--- BEGIN ---

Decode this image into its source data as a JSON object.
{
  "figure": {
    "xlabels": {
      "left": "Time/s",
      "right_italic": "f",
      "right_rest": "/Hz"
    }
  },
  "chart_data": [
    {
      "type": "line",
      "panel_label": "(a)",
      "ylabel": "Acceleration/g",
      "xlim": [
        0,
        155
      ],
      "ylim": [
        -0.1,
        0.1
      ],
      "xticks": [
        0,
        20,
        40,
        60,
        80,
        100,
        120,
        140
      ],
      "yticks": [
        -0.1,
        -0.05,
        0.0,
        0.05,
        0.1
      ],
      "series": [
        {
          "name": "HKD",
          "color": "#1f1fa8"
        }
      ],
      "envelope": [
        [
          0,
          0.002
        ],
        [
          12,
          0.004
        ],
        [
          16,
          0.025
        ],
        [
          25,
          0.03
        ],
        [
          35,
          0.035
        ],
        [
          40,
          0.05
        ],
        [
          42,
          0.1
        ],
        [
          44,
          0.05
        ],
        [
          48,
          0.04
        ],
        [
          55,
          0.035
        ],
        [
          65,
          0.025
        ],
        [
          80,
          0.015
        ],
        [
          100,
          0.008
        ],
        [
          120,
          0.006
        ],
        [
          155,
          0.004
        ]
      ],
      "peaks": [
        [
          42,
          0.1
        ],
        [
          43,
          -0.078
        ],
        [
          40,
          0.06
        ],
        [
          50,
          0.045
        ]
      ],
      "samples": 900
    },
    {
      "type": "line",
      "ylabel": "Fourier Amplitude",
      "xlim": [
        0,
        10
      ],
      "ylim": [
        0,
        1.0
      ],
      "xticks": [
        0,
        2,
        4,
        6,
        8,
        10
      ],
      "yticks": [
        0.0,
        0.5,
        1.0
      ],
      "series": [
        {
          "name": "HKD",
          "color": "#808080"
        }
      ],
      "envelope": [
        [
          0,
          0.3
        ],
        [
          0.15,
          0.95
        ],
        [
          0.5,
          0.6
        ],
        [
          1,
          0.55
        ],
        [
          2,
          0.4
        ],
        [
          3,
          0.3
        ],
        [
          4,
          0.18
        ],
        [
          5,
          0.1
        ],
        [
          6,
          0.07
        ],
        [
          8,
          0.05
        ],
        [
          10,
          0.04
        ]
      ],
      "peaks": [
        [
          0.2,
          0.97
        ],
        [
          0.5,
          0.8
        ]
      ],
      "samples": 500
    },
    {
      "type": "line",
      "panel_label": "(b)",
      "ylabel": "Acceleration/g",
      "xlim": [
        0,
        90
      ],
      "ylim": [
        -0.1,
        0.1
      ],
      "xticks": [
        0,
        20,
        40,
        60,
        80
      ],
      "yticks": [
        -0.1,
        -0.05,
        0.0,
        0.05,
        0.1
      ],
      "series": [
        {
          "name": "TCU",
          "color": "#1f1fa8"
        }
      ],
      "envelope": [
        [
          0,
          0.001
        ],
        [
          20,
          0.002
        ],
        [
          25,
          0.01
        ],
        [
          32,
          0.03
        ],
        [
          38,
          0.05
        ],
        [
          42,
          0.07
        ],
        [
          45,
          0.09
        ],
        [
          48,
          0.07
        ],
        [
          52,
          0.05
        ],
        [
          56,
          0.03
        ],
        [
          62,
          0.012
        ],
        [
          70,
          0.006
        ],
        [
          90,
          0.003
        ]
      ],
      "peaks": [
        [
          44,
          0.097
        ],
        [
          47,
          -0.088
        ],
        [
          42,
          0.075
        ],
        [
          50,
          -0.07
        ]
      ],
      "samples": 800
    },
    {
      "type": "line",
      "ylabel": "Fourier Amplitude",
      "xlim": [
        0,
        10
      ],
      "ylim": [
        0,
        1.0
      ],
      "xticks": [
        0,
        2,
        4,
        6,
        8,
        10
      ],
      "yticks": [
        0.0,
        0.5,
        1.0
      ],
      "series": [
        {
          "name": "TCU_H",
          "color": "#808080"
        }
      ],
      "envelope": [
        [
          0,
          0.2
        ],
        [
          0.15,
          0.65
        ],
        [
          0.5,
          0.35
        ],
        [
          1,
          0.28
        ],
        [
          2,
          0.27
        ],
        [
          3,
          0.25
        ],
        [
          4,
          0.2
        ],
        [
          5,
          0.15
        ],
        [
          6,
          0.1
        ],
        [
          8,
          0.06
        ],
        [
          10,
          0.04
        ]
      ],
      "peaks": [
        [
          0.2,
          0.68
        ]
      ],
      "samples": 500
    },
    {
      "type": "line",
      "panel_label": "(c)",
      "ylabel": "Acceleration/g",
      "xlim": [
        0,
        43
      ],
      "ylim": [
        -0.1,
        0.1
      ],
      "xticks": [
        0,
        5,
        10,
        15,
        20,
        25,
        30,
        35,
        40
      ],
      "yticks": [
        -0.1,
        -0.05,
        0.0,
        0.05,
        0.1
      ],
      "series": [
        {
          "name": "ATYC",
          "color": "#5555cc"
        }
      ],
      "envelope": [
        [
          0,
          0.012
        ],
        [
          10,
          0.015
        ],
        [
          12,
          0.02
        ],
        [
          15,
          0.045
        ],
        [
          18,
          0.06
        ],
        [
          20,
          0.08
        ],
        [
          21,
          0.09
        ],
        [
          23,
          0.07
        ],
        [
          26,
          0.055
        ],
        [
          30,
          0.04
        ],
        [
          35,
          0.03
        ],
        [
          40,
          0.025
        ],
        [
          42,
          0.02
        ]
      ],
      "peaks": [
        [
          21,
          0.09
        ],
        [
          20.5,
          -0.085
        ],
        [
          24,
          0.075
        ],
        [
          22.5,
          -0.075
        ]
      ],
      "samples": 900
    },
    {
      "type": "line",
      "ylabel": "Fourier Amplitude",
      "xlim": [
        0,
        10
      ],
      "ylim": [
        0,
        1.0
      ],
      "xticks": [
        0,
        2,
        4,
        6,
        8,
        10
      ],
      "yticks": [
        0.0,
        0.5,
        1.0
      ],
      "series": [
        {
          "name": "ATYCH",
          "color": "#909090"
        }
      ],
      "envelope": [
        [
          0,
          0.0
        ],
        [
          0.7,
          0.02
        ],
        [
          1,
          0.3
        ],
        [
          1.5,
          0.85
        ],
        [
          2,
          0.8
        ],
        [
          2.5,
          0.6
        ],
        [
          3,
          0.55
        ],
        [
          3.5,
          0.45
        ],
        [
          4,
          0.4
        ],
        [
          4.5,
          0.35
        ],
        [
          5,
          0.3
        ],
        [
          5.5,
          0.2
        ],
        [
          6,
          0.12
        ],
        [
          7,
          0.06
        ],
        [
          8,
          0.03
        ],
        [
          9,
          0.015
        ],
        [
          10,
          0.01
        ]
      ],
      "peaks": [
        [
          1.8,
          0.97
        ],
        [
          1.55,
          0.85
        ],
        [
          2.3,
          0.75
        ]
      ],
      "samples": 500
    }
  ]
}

--- END ---

All of the records must be repeated exactly.

** Task response **
Decode this image into its source data as a JSON object.
{
  "figure": {
    "xlabels": {
      "left": "Time/s",
      "right_italic": "f",
      "right_rest": "/Hz"
    }
  },
  "chart_data": [
    {
      "type": "line",
      "panel_label": "(a)",
      "ylabel": "Acceleration/g",
      "xlim": [
        0,
        155
      ],
      "ylim": [
        -0.1,
        0.1
      ],
      "xticks": [
        0,
        20,
        40,
        60,
        80,
        100,
        120,
        140
      ],
      "yticks": [
        -0.1,
        -0.05,
        0.0,
        0.05,
        0.1
      ],
      "series": [
        {
          "name": "HKD",
          "color": "#1f1fa8"
        }
      ],
      "envelope": [
        [
          0,
          0.002
        ],
        [
          12,
          0.004
        ],
        [
          16,
          0.025
        ],
        [
          25,
          0.03
        ],
        [
          35,
          0.035
        ],
        [
          40,
          0.05
        ],
        [
          42,
          0.1
        ],
        [
          44,
          0.05
        ],
        [
          48,
          0.04
        ],
        [
          55,
          0.035
        ],
        [
          65,
          0.025
        ],
        [
          80,
          0.015
        ],
        [
          100,
          0.008
        ],
        [
          120,
          0.006
        ],
        [
          155,
          0.004
        ]
      ],
      "peaks": [
        [
          42,
          0.1
        ],
        [
          43,
          -0.078
        ],
        [
          40,
          0.06
        ],
        [
          50,
          0.045
        ]
      ],
      "samples": 900
    },
    {
      "type": "line",
      "ylabel": "Fourier Amplitude",
      "xlim": [
        0,
        10
      ],
      "ylim": [
        0,
        1.0
      ],
      "xticks": [
        0,
        2,
        4,
        6,
        8,
        10
      ],
      "yticks": [
        0.0,
        0.5,
        1.0
      ],
      "series": [
        {
          "name": "HKD",
          "color": "#808080"
        }
      ],
      "envelope": [
        [
          0,
          0.3
        ],
        [
          0.15,
          0.95
        ],
        [
          0.5,
          0.6
        ],
        [
          1,
          0.55
        ],
        [
          2,
          0.4
        ],
        [
          3,
          0.3
        ],
        [
          4,
          0.18
        ],
        [
          5,
          0.1
        ],
        [
          6,
          0.07
        ],
        [
          8,
          0.05
        ],
        [
          10,
          0.04
        ]
      ],
      "peaks": [
        [
          0.2,
          0.97
        ],
        [
          0.5,
          0.8
        ]
      ],
      "samples": 500
    },
    {
      "type": "line",
      "panel_label": "(b)",
      "ylabel": "Acceleration/g",
      "xlim": [
        0,
        90
      ],
      "ylim": [
        -0.1,
        0.1
      ],
      "xticks": [
        0,
        20,
        40,
        60,
        80
      ],
      "yticks": [
        -0.1,
        -0.05,
        0.0,
        0.05,
        0.1
      ],
      "series": [
        {
          "name": "TCU",
          "color": "#1f1fa8"
        }
      ],
      "envelope": [
        [
          0,
          0.001
        ],
        [
          20,
          0.002
        ],
        [
          25,
          0.01
        ],
        [
          32,
          0.03
        ],
        [
          38,
          0.05
        ],
        [
          42,
          0.07
        ],
        [
          45,
          0.09
        ],
        [
          48,
          0.07
        ],
        [
          52,
          0.05
        ],
        [
          56,
          0.03
        ],
        [
          62,
          0.012
        ],
        [
          70,
          0.006
        ],
        [
          90,
          0.003
        ]
      ],
      "peaks": [
        [
          44,
          0.097
        ],
        [
          47,
          -0.088
        ],
        [
          42,
          0.075
        ],
        [
          50,
          -0.07
        ]
      ],
      "samples": 800
    },
    {
      "type": "line",
      "ylabel": "Fourier Amplitude",
      "xlim": [
        0,
        10
      ],
      "ylim": [
        0,
        1.0
      ],
      "xticks": [
        0,
        2,
        4,
        6,
        8,
        10
      ],
      "yticks": [
        0.0,
        0.5,
        1.0
      ],
      "series": [
        {
          "name": "TCU_H",
          "color": "#808080"
        }
      ],
      "envelope": [
        [
          0,
          0.2
        ],
        [
          0.15,
          0.65
        ],
        [
          0.5,
          0.35
        ],
        [
          1,
          0.28
        ],
        [
          2,
          0.27
        ],
        [
          3,
          0.25
        ],
        [
          4,
          0.2
        ],
        [
          5,
          0.15
        ],
        [
          6,
          0.1
        ],
        [
          8,
          0.06
        ],
        [
          10,
          0.04
        ]
      ],
      "peaks": [
        [
          0.2,
          0.68
        ]
      ],
      "samples": 500
    },
    {
      "type": "line",
      "panel_label": "(c)",
      "ylabel": "Acceleration/g",
      "xlim": [
        0,
        43
      ],
      "ylim": [
        -0.1,
        0.1
      ],
      "xticks": [
        0,
        5,
        10,
        15,
        20,
        25,
        30,
        35,
        40
      ],
      "yticks": [
        -0.1,
        -0.05,
        0.0,
        0.05,
        0.1
      ],
      "series": [
        {
          "name": "ATYC",
          "color": "#5555cc"
        }
      ],
      "envelope": [
        [
          0,
          0.012
        ],
        [
          10,
          0.015
        ],
        [
          12,
          0.02
        ],
        [
          15,
          0.045
        ],
        [
          18,
          0.06
        ],
        [
          20,
          0.08
        ],
        [
          21,
          0.09
        ],
        [
          23,
          0.07
        ],
        [
          26,
          0.055
        ],
        [
          30,
          0.04
        ],
        [
          35,
          0.03
        ],
        [
          40,
          0.025
        ],
        [
          42,
          0.02
        ]
      ],
      "peaks": [
        [
          21,
          0.09
        ],
        [
          20.5,
          -0.085
        ],
        [
          24,
          0.075
        ],
        [
          22.5,
          -0.075
        ]
      ],
      "samples": 900
    },
    {
      "type": "line",
      "ylabel": "Fourier Amplitude",
      "xlim": [
        0,
        10
      ],
      "ylim": [
        0,
        1.0
      ],
      "xticks": [
        0,
        2,
        4,
        6,
        8,
        10
      ],
      "yticks": [
        0.0,
        0.5,
        1.0
      ],
      "series": [
        {
          "name": "ATYCH",
          "color": "#909090"
        }
      ],
      "envelope": [
        [
          0,
          0.0
        ],
        [
          0.7,
          0.02
        ],
        [
          1,
          0.3
        ],
        [
          1.5,
          0.85
        ],
        [
          2,
          0.8
        ],
        [
          2.5,
          0.6
        ],
        [
          3,
          0.55
        ],
        [
          3.5,
          0.45
        ],
        [
          4,
          0.4
        ],
        [
          4.5,
          0.35
        ],
        [
          5,
          0.3
        ],
        [
          5.5,
          0.2
        ],
        [
          6,
          0.12
        ],
        [
          7,
          0.06
        ],
        [
          8,
          0.03
        ],
        [
          9,
          0.015
        ],
        [
          10,
          0.01
        ]
      ],
      "peaks": [
        [
          1.8,
          0.97
        ],
        [
          1.55,
          0.85
        ],
        [
          2.3,
          0.75
        ]
      ],
      "samples": 500
    }
  ]
}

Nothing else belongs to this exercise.